== Dataset records

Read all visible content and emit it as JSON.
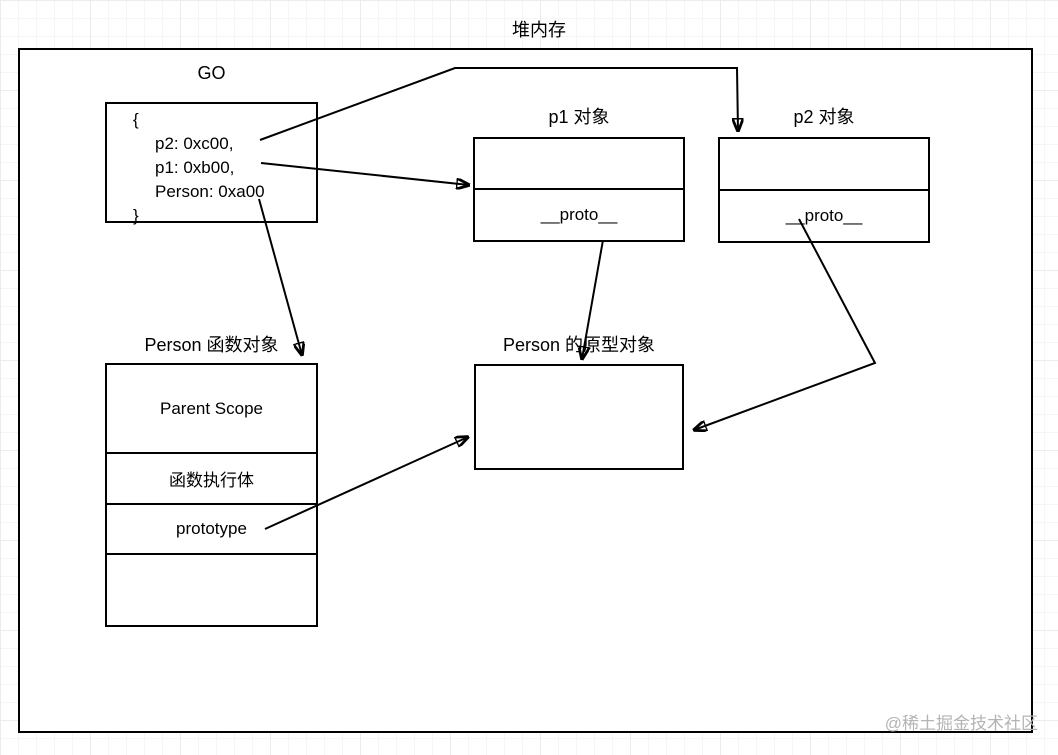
{
  "title": "堆内存",
  "watermark": "@稀土掘金技术社区",
  "colors": {
    "line": "#000000",
    "box_border": "#000000",
    "watermark": "#b4b4b4",
    "background": "#ffffff"
  },
  "boxes": {
    "go": {
      "label": "GO",
      "code": [
        "{",
        "p2: 0xc00,",
        "p1: 0xb00,",
        "Person: 0xa00",
        "}"
      ]
    },
    "p1": {
      "label": "p1 对象",
      "slot": "",
      "proto_field": "__proto__"
    },
    "p2": {
      "label": "p2 对象",
      "slot": "",
      "proto_field": "__proto__"
    },
    "person_function": {
      "label": "Person 函数对象",
      "rows": [
        "Parent Scope",
        "函数执行体",
        "prototype",
        ""
      ]
    },
    "person_prototype": {
      "label": "Person 的原型对象"
    }
  }
}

====

== Given problem ==
Restate each of the entries above word for word and skip every image.

== Solution below ==
Read all visible content and emit it as JSON.
{
  "title": "堆内存",
  "watermark": "@稀土掘金技术社区",
  "colors": {
    "line": "#000000",
    "box_border": "#000000",
    "watermark": "#b4b4b4",
    "background": "#ffffff"
  },
  "boxes": {
    "go": {
      "label": "GO",
      "code": [
        "{",
        "p2: 0xc00,",
        "p1: 0xb00,",
        "Person: 0xa00",
        "}"
      ]
    },
    "p1": {
      "label": "p1 对象",
      "slot": "",
      "proto_field": "__proto__"
    },
    "p2": {
      "label": "p2 对象",
      "slot": "",
      "proto_field": "__proto__"
    },
    "person_function": {
      "label": "Person 函数对象",
      "rows": [
        "Parent Scope",
        "函数执行体",
        "prototype",
        ""
      ]
    },
    "person_prototype": {
      "label": "Person 的原型对象"
    }
  }
}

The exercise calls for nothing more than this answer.